::: Data in this exercise :::

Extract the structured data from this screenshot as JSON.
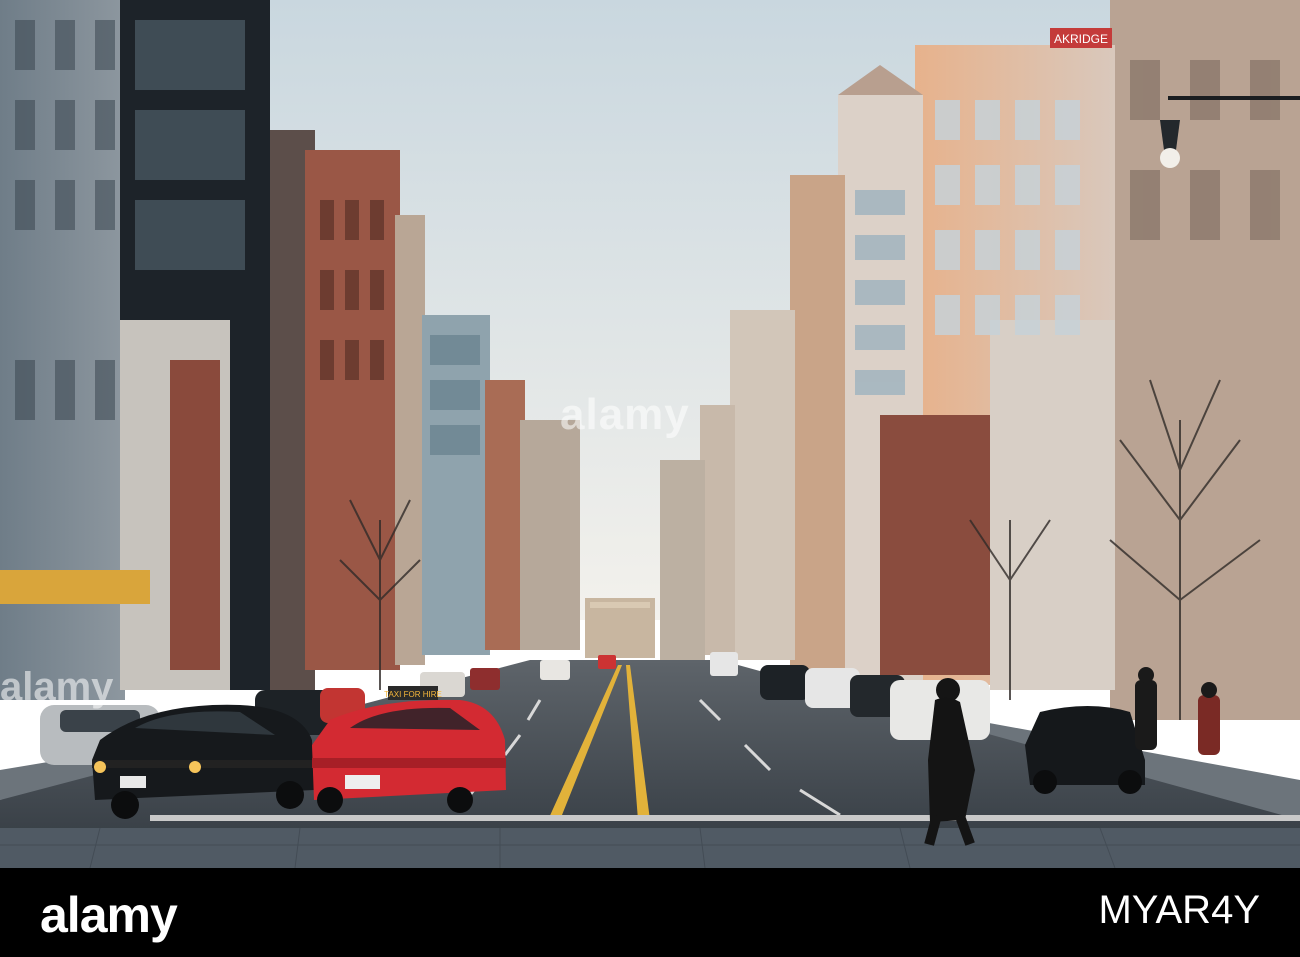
{
  "watermark": {
    "center_text": "alamy",
    "left_text": "alamy"
  },
  "footer": {
    "logo_text": "alamy",
    "image_code": "MYAR4Y",
    "background": "#000000"
  },
  "signs": {
    "akridge": "AKRIDGE",
    "taxi_roof": "TAXI FOR HIRE"
  },
  "colors": {
    "sky": "#e9edee",
    "road": "#4a5259",
    "taxi": "#d32a32",
    "sidewalk": "#5d6670"
  }
}
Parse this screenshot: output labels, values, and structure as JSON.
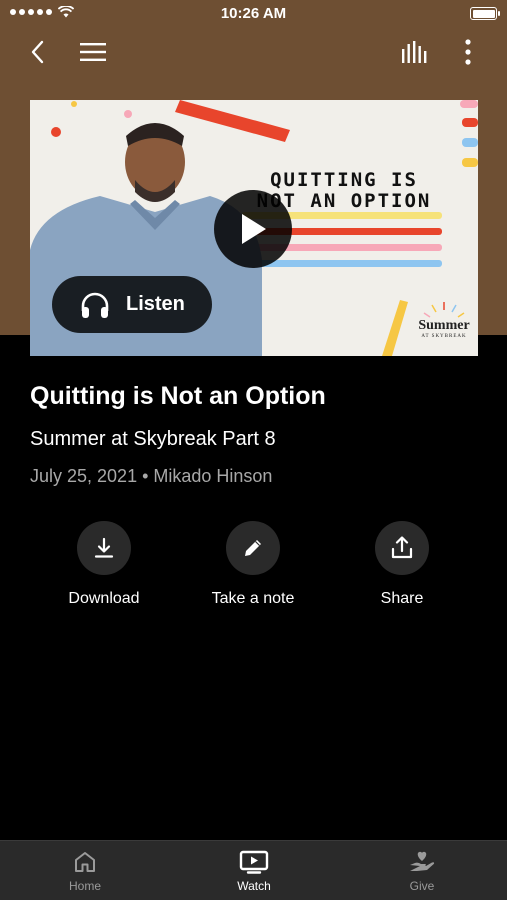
{
  "status_bar": {
    "time": "10:26 AM"
  },
  "header": {
    "back_icon": "chevron-left-icon",
    "menu_icon": "hamburger-icon",
    "levels_icon": "equalizer-icon",
    "more_icon": "more-vertical-icon"
  },
  "video": {
    "thumbnail_title": "QUITTING IS NOT AN OPTION",
    "thumbnail_logo": "Summer",
    "thumbnail_logo_sub": "AT SKYBREAK",
    "play_icon": "play-icon",
    "listen_label": "Listen",
    "listen_icon": "headphones-icon"
  },
  "sermon": {
    "title": "Quitting is Not an Option",
    "series": "Summer at Skybreak Part 8",
    "meta": "July 25, 2021 • Mikado Hinson"
  },
  "actions": [
    {
      "label": "Download",
      "icon": "download-icon"
    },
    {
      "label": "Take a note",
      "icon": "pencil-icon"
    },
    {
      "label": "Share",
      "icon": "share-icon"
    }
  ],
  "tabs": [
    {
      "label": "Home",
      "icon": "home-icon",
      "active": false
    },
    {
      "label": "Watch",
      "icon": "tv-play-icon",
      "active": true
    },
    {
      "label": "Give",
      "icon": "hand-heart-icon",
      "active": false
    }
  ],
  "colors": {
    "hero_brown": "#6e4f33",
    "background": "#000000",
    "tabbar": "#2a2a2a",
    "active_tab": "#ffffff",
    "inactive_tab": "#9a9a9a"
  }
}
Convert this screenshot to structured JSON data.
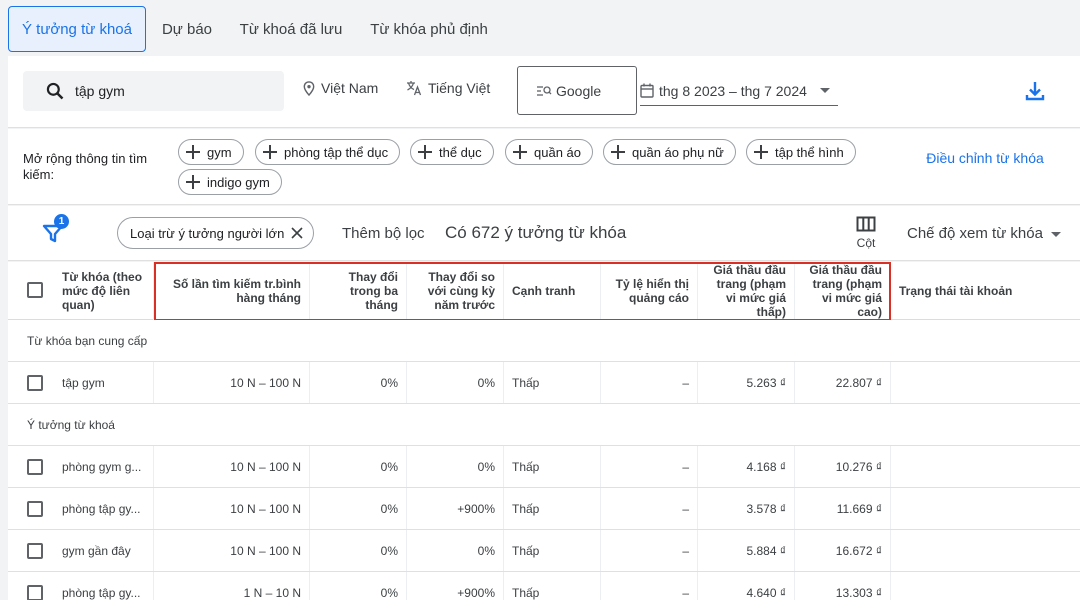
{
  "tabs": [
    {
      "label": "Ý tưởng từ khoá",
      "active": true
    },
    {
      "label": "Dự báo",
      "active": false
    },
    {
      "label": "Từ khoá đã lưu",
      "active": false
    },
    {
      "label": "Từ khóa phủ định",
      "active": false
    }
  ],
  "search": {
    "query": "tập gym",
    "location": "Việt Nam",
    "language": "Tiếng Việt",
    "engine": "Google",
    "date_range": "thg 8 2023 – thg 7 2024"
  },
  "expand": {
    "label": "Mở rộng thông tin tìm kiếm:",
    "chips": [
      "gym",
      "phòng tập thể dục",
      "thể dục",
      "quần áo",
      "quần áo phụ nữ",
      "tập thể hình",
      "indigo gym"
    ],
    "refine_label": "Điều chỉnh từ khóa"
  },
  "toolbar": {
    "filter_badge": "1",
    "exclude_chip": "Loại trừ ý tưởng người lớn",
    "add_filter": "Thêm bộ lọc",
    "count": "Có 672 ý tưởng từ khóa",
    "columns_label": "Cột",
    "view_mode": "Chế độ xem từ khóa"
  },
  "table": {
    "headers": [
      "Từ khóa (theo mức độ liên quan)",
      "Số lần tìm kiếm tr.bình hàng tháng",
      "Thay đổi trong ba tháng",
      "Thay đổi so với cùng kỳ năm trước",
      "Cạnh tranh",
      "Tỷ lệ hiển thị quảng cáo",
      "Giá thầu đầu trang (phạm vi mức giá thấp)",
      "Giá thầu đầu trang (phạm vi mức giá cao)",
      "Trạng thái tài khoản"
    ],
    "section_provided": "Từ khóa bạn cung cấp",
    "section_ideas": "Ý tưởng từ khoá",
    "provided_rows": [
      {
        "keyword": "tập gym",
        "searches": "10 N – 100 N",
        "three_month": "0%",
        "yoy": "0%",
        "competition": "Thấp",
        "impression": "–",
        "bid_low": "5.263 ₫",
        "bid_high": "22.807 ₫"
      }
    ],
    "idea_rows": [
      {
        "keyword": "phòng gym g...",
        "searches": "10 N – 100 N",
        "three_month": "0%",
        "yoy": "0%",
        "competition": "Thấp",
        "impression": "–",
        "bid_low": "4.168 ₫",
        "bid_high": "10.276 ₫"
      },
      {
        "keyword": "phòng tập gy...",
        "searches": "10 N – 100 N",
        "three_month": "0%",
        "yoy": "+900%",
        "competition": "Thấp",
        "impression": "–",
        "bid_low": "3.578 ₫",
        "bid_high": "11.669 ₫"
      },
      {
        "keyword": "gym gần đây",
        "searches": "10 N – 100 N",
        "three_month": "0%",
        "yoy": "0%",
        "competition": "Thấp",
        "impression": "–",
        "bid_low": "5.884 ₫",
        "bid_high": "16.672 ₫"
      },
      {
        "keyword": "phòng tập gy...",
        "searches": "1 N – 10 N",
        "three_month": "0%",
        "yoy": "+900%",
        "competition": "Thấp",
        "impression": "–",
        "bid_low": "4.640 ₫",
        "bid_high": "13.303 ₫"
      }
    ]
  },
  "colors": {
    "accent": "#1a73e8",
    "highlight": "#d93025"
  }
}
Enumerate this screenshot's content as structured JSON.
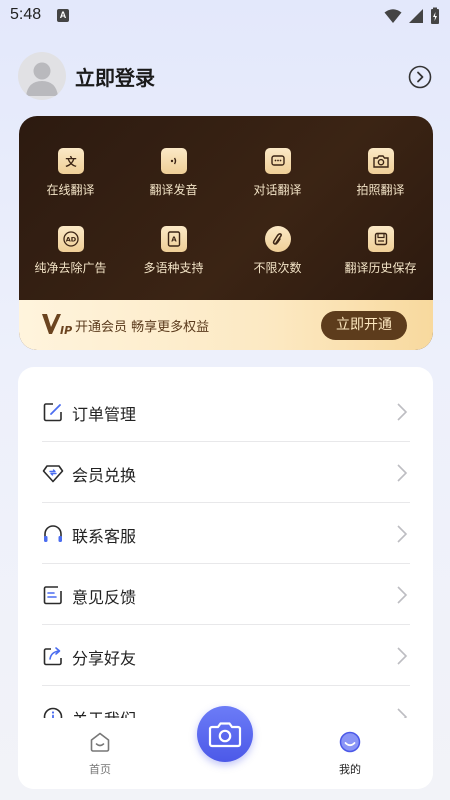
{
  "status_bar": {
    "time": "5:48",
    "notification_letter": "A"
  },
  "profile": {
    "login_label": "立即登录"
  },
  "vip_card": {
    "features": [
      {
        "label": "在线翻译",
        "icon": "translate-icon"
      },
      {
        "label": "翻译发音",
        "icon": "speaker-icon"
      },
      {
        "label": "对话翻译",
        "icon": "chat-icon"
      },
      {
        "label": "拍照翻译",
        "icon": "camera-icon"
      },
      {
        "label": "纯净去除广告",
        "icon": "ad-block-icon"
      },
      {
        "label": "多语种支持",
        "icon": "language-book-icon"
      },
      {
        "label": "不限次数",
        "icon": "infinite-icon"
      },
      {
        "label": "翻译历史保存",
        "icon": "history-save-icon"
      }
    ],
    "promo_text": "开通会员 畅享更多权益",
    "open_button": "立即开通"
  },
  "menu": {
    "items": [
      {
        "label": "订单管理",
        "icon": "edit-order-icon"
      },
      {
        "label": "会员兑换",
        "icon": "diamond-exchange-icon"
      },
      {
        "label": "联系客服",
        "icon": "headset-icon"
      },
      {
        "label": "意见反馈",
        "icon": "feedback-icon"
      },
      {
        "label": "分享好友",
        "icon": "share-icon"
      },
      {
        "label": "关于我们",
        "icon": "info-icon"
      }
    ]
  },
  "bottom_nav": {
    "home_label": "首页",
    "mine_label": "我的"
  },
  "colors": {
    "accent": "#4c59e8",
    "vip_dark": "#3b2414",
    "vip_gold": "#f0d09a"
  }
}
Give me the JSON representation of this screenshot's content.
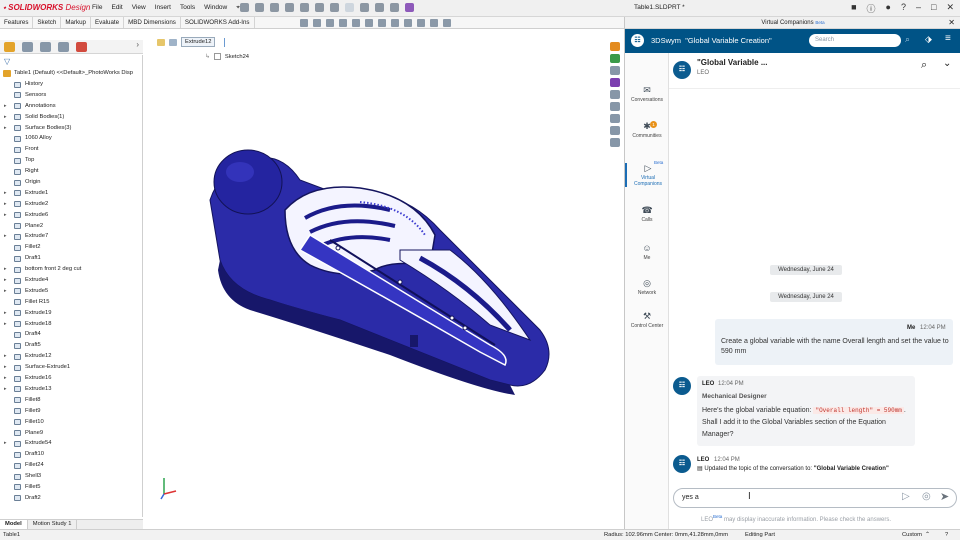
{
  "app": {
    "logo_brand": "SOLIDWORKS",
    "logo_suffix": "Design",
    "menu": [
      "File",
      "Edit",
      "View",
      "Insert",
      "Tools",
      "Window"
    ],
    "doc_title": "Table1.SLDPRT *",
    "command_tabs": [
      "Features",
      "Sketch",
      "Markup",
      "Evaluate",
      "MBD Dimensions",
      "SOLIDWORKS Add-Ins"
    ]
  },
  "tree": {
    "root": "Table1 (Default) <<Default>_PhotoWorks Disp",
    "items": [
      {
        "label": "History",
        "exp": false
      },
      {
        "label": "Sensors",
        "exp": false
      },
      {
        "label": "Annotations",
        "exp": true
      },
      {
        "label": "Solid Bodies(1)",
        "exp": true
      },
      {
        "label": "Surface Bodies(3)",
        "exp": true
      },
      {
        "label": "1060 Alloy",
        "exp": false
      },
      {
        "label": "Front",
        "exp": false
      },
      {
        "label": "Top",
        "exp": false
      },
      {
        "label": "Right",
        "exp": false
      },
      {
        "label": "Origin",
        "exp": false
      },
      {
        "label": "Extrude1",
        "exp": true
      },
      {
        "label": "Extrude2",
        "exp": true
      },
      {
        "label": "Extrude6",
        "exp": true
      },
      {
        "label": "Plane2",
        "exp": false
      },
      {
        "label": "Extrude7",
        "exp": true
      },
      {
        "label": "Fillet2",
        "exp": false
      },
      {
        "label": "Draft1",
        "exp": false
      },
      {
        "label": "bottom front 2 deg cut",
        "exp": true
      },
      {
        "label": "Extrude4",
        "exp": true
      },
      {
        "label": "Extrude5",
        "exp": true
      },
      {
        "label": "Fillet R15",
        "exp": false
      },
      {
        "label": "Extrude19",
        "exp": true
      },
      {
        "label": "Extrude18",
        "exp": true
      },
      {
        "label": "Draft4",
        "exp": false
      },
      {
        "label": "Draft5",
        "exp": false
      },
      {
        "label": "Extrude12",
        "exp": true
      },
      {
        "label": "Surface-Extrude1",
        "exp": true
      },
      {
        "label": "Extrude16",
        "exp": true
      },
      {
        "label": "Extrude13",
        "exp": true
      },
      {
        "label": "Fillet8",
        "exp": false
      },
      {
        "label": "Fillet9",
        "exp": false
      },
      {
        "label": "Fillet10",
        "exp": false
      },
      {
        "label": "Plane9",
        "exp": false
      },
      {
        "label": "Extrude54",
        "exp": true
      },
      {
        "label": "Draft10",
        "exp": false
      },
      {
        "label": "Fillet24",
        "exp": false
      },
      {
        "label": "Shell3",
        "exp": false
      },
      {
        "label": "Fillet5",
        "exp": false
      },
      {
        "label": "Draft2",
        "exp": false
      }
    ]
  },
  "bottom_tabs": [
    "Model",
    "Motion Study 1"
  ],
  "viewport": {
    "breadcrumb": "Extrude12",
    "sketch": "Sketch24"
  },
  "status": {
    "left": "Table1",
    "measure": "Radius: 102.96mm  Center: 0mm,41.28mm,0mm",
    "mode": "Editing Part",
    "units": "Custom"
  },
  "panel": {
    "header": "Virtual Companions",
    "beta": "Beta",
    "app_name": "3DSwym",
    "conversation": "\"Global Variable Creation\"",
    "search_placeholder": "Search",
    "nav": [
      {
        "label": "Conversations",
        "icon": "✉"
      },
      {
        "label": "Communities",
        "icon": "✱",
        "badge": "1"
      },
      {
        "label": "Virtual Companions",
        "icon": "▷",
        "beta": "Beta"
      },
      {
        "label": "Calls",
        "icon": "☎"
      },
      {
        "label": "Me",
        "icon": "☺"
      },
      {
        "label": "Network",
        "icon": "◎"
      },
      {
        "label": "Control Center",
        "icon": "⚒"
      }
    ],
    "chat": {
      "title": "\"Global Variable ...",
      "subtitle": "LEO",
      "date1": "Wednesday, June 24",
      "date2": "Wednesday, June 24",
      "me_name": "Me",
      "me_time": "12:04 PM",
      "me_text": "Create a global variable with the name Overall length and set the value to 590 mm",
      "leo_name": "LEO",
      "leo_time": "12:04 PM",
      "leo_role": "Mechanical Designer",
      "leo_text1": "Here's the global variable equation:",
      "leo_code": "\"Overall length\" = 590mm",
      "leo_text2": ". Shall I add it to the Global Variables section of the Equation Manager?",
      "sys_name": "LEO",
      "sys_time": "12:04 PM",
      "sys_text": "Updated the topic of the conversation to:",
      "sys_topic": "\"Global Variable Creation\"",
      "input_value": "yes a",
      "disclaimer_name": "LEO",
      "disclaimer_beta": "Beta",
      "disclaimer_text": "may display inaccurate information. Please check the answers."
    }
  },
  "colors": {
    "swym_blue": "#005386",
    "model_blue": "#2a2ab0",
    "solidworks_red": "#d8102a"
  }
}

:::

- Stated exercise:
Which lines contain the word "Summer"? Copy each one.

- Result for this exercise:
    "thumbnail_logo": "Summer",
    "series": "Summer at Skybreak Part 8",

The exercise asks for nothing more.